*Given request:*
Give only one thing: the number of lines that include the word "fond".

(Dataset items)
>> START
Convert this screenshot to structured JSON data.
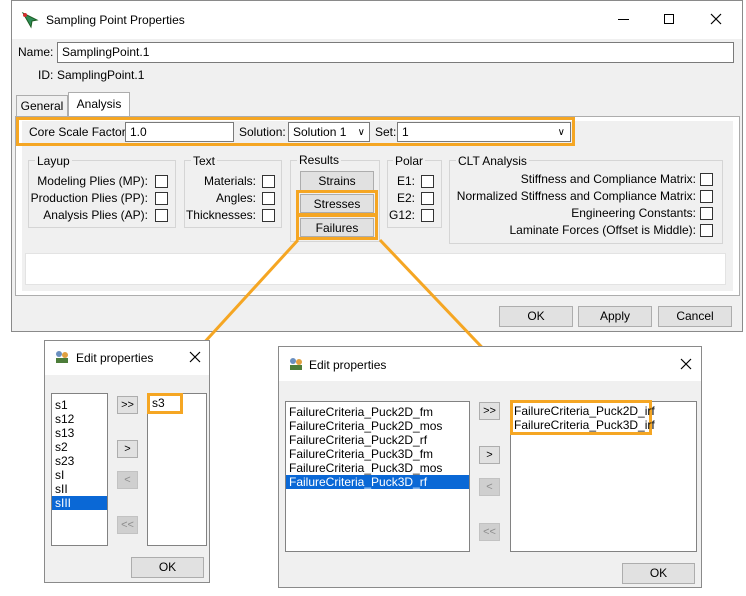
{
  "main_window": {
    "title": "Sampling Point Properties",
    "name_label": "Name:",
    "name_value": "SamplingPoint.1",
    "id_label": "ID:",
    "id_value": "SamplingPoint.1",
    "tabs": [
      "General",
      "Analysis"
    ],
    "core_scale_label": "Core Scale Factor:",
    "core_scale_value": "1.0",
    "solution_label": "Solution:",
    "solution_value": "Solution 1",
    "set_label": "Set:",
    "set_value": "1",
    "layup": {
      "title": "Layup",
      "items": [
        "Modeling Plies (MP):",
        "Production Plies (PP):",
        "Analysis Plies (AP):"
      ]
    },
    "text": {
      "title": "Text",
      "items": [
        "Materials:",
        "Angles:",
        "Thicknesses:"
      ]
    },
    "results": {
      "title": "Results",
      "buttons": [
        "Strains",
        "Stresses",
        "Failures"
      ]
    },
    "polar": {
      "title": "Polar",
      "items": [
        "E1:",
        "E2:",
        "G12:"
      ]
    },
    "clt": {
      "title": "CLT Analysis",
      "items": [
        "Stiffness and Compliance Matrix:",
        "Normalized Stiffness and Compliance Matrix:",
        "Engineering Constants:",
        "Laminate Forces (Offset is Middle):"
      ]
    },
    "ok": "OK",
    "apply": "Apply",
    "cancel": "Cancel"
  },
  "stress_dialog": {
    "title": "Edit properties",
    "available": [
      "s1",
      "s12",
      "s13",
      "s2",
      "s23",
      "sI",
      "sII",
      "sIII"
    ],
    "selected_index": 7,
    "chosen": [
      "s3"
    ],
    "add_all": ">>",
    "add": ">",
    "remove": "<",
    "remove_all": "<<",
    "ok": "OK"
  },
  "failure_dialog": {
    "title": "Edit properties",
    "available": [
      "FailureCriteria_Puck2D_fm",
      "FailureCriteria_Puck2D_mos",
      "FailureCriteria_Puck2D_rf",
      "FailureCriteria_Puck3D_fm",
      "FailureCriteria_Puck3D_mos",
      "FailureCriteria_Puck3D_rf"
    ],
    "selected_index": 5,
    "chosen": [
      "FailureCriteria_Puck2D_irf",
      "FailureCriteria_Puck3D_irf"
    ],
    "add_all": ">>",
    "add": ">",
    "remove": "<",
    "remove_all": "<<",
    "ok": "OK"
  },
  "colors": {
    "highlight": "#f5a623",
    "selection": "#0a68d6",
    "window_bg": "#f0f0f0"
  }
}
>> END
>> START
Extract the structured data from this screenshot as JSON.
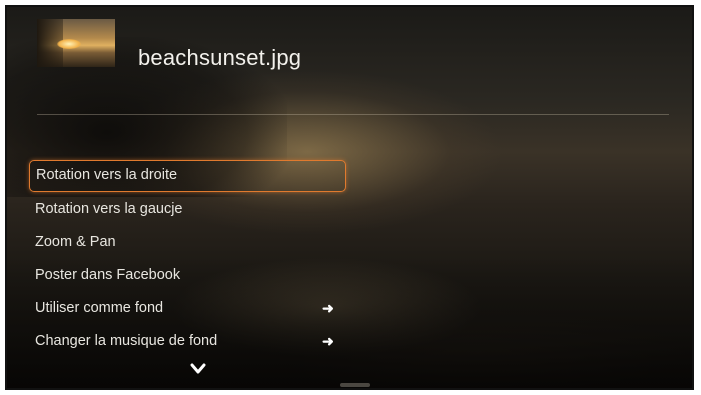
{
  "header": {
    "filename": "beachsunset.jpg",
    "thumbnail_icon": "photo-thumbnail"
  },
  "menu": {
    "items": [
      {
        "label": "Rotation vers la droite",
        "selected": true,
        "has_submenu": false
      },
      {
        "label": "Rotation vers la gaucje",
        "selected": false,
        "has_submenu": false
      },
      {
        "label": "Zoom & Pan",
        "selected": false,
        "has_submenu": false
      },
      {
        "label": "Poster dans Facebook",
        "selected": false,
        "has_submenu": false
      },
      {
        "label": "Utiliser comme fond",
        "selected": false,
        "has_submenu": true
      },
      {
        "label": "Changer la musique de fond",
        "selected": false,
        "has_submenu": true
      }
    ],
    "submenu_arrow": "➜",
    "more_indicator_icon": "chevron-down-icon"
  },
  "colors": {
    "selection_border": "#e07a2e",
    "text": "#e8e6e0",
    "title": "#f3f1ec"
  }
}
>> END
*Worked solution:*
2